Provide the records once more, identical to the original.

[Recorded data]

--------

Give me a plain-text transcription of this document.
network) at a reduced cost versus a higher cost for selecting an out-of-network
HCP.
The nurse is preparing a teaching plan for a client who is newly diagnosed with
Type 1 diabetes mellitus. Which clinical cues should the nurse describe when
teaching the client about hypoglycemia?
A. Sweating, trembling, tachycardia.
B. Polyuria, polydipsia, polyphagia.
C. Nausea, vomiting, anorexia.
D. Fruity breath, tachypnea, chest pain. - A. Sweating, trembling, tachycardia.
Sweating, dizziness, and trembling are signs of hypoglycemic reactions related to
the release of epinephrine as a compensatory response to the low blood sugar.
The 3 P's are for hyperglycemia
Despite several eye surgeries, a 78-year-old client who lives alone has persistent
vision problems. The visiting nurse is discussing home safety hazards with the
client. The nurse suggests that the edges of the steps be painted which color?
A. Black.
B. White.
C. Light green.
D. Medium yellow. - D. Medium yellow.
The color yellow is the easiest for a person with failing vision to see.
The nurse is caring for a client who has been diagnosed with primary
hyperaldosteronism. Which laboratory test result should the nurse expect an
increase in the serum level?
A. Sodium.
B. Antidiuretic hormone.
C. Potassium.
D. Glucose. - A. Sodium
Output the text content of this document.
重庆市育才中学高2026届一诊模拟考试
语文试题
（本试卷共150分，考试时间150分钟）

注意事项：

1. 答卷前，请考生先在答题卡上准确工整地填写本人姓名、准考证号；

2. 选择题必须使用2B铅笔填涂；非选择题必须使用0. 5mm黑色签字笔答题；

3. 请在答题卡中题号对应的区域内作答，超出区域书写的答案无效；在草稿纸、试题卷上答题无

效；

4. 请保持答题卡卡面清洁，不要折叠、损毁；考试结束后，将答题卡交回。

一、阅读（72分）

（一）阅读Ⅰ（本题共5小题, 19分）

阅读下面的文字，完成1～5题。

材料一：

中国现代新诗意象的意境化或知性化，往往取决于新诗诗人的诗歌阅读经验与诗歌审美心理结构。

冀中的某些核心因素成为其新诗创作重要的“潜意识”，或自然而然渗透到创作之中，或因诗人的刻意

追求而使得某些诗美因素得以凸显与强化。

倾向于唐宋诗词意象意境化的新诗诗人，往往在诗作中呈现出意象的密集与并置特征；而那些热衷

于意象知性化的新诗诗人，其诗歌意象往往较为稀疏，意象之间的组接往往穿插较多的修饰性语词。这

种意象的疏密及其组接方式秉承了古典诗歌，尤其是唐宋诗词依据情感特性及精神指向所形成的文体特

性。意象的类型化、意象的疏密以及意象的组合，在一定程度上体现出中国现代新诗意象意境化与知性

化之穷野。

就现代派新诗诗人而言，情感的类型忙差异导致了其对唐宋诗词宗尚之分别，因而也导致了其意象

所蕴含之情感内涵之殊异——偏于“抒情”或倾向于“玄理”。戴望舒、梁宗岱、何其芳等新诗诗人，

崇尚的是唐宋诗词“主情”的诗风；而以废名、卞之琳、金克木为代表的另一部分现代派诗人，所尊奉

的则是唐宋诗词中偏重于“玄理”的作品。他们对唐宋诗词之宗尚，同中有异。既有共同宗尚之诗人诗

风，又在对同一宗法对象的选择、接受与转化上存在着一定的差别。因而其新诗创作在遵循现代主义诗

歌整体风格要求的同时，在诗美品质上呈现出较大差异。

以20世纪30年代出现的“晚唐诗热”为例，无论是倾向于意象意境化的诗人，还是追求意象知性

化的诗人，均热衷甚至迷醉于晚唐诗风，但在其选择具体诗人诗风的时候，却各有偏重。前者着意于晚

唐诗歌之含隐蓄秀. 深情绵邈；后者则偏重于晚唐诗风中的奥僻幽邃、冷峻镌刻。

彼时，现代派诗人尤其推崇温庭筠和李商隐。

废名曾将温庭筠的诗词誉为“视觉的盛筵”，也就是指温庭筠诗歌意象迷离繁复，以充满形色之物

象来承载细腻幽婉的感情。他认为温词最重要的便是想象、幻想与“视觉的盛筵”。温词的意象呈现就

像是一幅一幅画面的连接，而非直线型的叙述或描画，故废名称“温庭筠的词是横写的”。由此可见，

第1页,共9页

--------

§ **Response**:
Give me a plain-text transcription of this document.
network) at a reduced cost versus a higher cost for selecting an out-of-network
HCP.
The nurse is preparing a teaching plan for a client who is newly diagnosed with
Type 1 diabetes mellitus. Which clinical cues should the nurse describe when
teaching the client about hypoglycemia?
A. Sweating, trembling, tachycardia.
B. Polyuria, polydipsia, polyphagia.
C. Nausea, vomiting, anorexia.
D. Fruity breath, tachypnea, chest pain. - A. Sweating, trembling, tachycardia.
Sweating, dizziness, and trembling are signs of hypoglycemic reactions related to
the release of epinephrine as a compensatory response to the low blood sugar.
The 3 P's are for hyperglycemia
Despite several eye surgeries, a 78-year-old client who lives alone has persistent
vision problems. The visiting nurse is discussing home safety hazards with the
client. The nurse suggests that the edges of the steps be painted which color?
A. Black.
B. White.
C. Light green.
D. Medium yellow. - D. Medium yellow.
The color yellow is the easiest for a person with failing vision to see.
The nurse is caring for a client who has been diagnosed with primary
hyperaldosteronism. Which laboratory test result should the nurse expect an
increase in the serum level?
A. Sodium.
B. Antidiuretic hormone.
C. Potassium.
D. Glucose. - A. Sodium
Output the text content of this document.
重庆市育才中学高2026届一诊模拟考试
语文试题
（本试卷共150分，考试时间150分钟）

注意事项：

1. 答卷前，请考生先在答题卡上准确工整地填写本人姓名、准考证号；

2. 选择题必须使用2B铅笔填涂；非选择题必须使用0. 5mm黑色签字笔答题；

3. 请在答题卡中题号对应的区域内作答，超出区域书写的答案无效；在草稿纸、试题卷上答题无

效；

4. 请保持答题卡卡面清洁，不要折叠、损毁；考试结束后，将答题卡交回。

一、阅读（72分）

（一）阅读Ⅰ（本题共5小题, 19分）

阅读下面的文字，完成1～5题。

材料一：

中国现代新诗意象的意境化或知性化，往往取决于新诗诗人的诗歌阅读经验与诗歌审美心理结构。

冀中的某些核心因素成为其新诗创作重要的“潜意识”，或自然而然渗透到创作之中，或因诗人的刻意

追求而使得某些诗美因素得以凸显与强化。

倾向于唐宋诗词意象意境化的新诗诗人，往往在诗作中呈现出意象的密集与并置特征；而那些热衷

于意象知性化的新诗诗人，其诗歌意象往往较为稀疏，意象之间的组接往往穿插较多的修饰性语词。这

种意象的疏密及其组接方式秉承了古典诗歌，尤其是唐宋诗词依据情感特性及精神指向所形成的文体特

性。意象的类型化、意象的疏密以及意象的组合，在一定程度上体现出中国现代新诗意象意境化与知性

化之穷野。

就现代派新诗诗人而言，情感的类型忙差异导致了其对唐宋诗词宗尚之分别，因而也导致了其意象

所蕴含之情感内涵之殊异——偏于“抒情”或倾向于“玄理”。戴望舒、梁宗岱、何其芳等新诗诗人，

崇尚的是唐宋诗词“主情”的诗风；而以废名、卞之琳、金克木为代表的另一部分现代派诗人，所尊奉

的则是唐宋诗词中偏重于“玄理”的作品。他们对唐宋诗词之宗尚，同中有异。既有共同宗尚之诗人诗

风，又在对同一宗法对象的选择、接受与转化上存在着一定的差别。因而其新诗创作在遵循现代主义诗

歌整体风格要求的同时，在诗美品质上呈现出较大差异。

以20世纪30年代出现的“晚唐诗热”为例，无论是倾向于意象意境化的诗人，还是追求意象知性

化的诗人，均热衷甚至迷醉于晚唐诗风，但在其选择具体诗人诗风的时候，却各有偏重。前者着意于晚

唐诗歌之含隐蓄秀. 深情绵邈；后者则偏重于晚唐诗风中的奥僻幽邃、冷峻镌刻。

彼时，现代派诗人尤其推崇温庭筠和李商隐。

废名曾将温庭筠的诗词誉为“视觉的盛筵”，也就是指温庭筠诗歌意象迷离繁复，以充满形色之物

象来承载细腻幽婉的感情。他认为温词最重要的便是想象、幻想与“视觉的盛筵”。温词的意象呈现就

像是一幅一幅画面的连接，而非直线型的叙述或描画，故废名称“温庭筠的词是横写的”。由此可见，

第1页,共9页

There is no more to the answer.